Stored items

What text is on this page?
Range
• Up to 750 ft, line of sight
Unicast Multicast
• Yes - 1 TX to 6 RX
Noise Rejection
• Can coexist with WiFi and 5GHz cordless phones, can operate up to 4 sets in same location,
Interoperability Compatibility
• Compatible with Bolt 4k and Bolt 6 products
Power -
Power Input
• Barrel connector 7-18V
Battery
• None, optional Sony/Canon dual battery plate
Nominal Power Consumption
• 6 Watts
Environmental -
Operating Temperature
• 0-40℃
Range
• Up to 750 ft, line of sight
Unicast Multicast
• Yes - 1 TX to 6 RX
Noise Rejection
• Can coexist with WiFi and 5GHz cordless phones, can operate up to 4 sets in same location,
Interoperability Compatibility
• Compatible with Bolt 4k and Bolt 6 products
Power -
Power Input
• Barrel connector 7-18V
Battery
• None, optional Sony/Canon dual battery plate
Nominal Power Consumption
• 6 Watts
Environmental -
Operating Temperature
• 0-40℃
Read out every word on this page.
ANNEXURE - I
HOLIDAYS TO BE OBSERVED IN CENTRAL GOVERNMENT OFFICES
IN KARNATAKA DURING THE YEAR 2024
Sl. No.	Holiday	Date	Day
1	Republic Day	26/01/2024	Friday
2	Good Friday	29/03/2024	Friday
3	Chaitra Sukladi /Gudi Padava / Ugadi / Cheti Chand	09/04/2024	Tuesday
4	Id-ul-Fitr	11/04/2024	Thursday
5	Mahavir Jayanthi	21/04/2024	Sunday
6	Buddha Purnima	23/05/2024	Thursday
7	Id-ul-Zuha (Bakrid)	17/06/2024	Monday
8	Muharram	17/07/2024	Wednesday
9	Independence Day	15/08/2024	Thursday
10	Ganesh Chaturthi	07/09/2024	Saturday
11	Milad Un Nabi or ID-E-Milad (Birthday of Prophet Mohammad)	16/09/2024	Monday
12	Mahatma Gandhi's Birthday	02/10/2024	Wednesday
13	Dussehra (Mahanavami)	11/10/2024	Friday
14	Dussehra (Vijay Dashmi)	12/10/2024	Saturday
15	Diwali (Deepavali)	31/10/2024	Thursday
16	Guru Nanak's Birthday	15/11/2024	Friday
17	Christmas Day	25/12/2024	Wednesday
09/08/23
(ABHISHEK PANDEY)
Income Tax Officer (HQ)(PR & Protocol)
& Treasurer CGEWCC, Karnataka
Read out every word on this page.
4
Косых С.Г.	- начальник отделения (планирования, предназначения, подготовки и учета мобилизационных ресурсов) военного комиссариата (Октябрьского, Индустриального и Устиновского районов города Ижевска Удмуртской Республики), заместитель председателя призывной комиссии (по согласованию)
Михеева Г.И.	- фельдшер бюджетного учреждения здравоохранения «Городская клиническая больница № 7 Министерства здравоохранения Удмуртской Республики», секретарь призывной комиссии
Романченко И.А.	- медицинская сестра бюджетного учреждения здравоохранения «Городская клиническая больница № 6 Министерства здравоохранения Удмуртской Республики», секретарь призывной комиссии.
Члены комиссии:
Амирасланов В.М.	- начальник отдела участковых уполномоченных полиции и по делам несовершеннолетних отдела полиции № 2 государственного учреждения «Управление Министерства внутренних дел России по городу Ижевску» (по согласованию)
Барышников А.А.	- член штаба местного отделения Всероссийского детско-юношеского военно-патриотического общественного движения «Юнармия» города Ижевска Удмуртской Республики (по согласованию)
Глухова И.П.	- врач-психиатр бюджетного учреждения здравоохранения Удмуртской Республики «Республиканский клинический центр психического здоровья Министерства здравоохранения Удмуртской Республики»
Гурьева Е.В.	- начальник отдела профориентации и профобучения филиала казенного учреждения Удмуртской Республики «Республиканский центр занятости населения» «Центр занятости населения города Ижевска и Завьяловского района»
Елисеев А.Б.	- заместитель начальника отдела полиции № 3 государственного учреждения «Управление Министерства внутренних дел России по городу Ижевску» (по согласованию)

**WHAT YOU HAVE TO DO:**
How many lines of the listing include the string "Городская"? Answer with the number alone.

**ANSWER TO THE TASK:**
2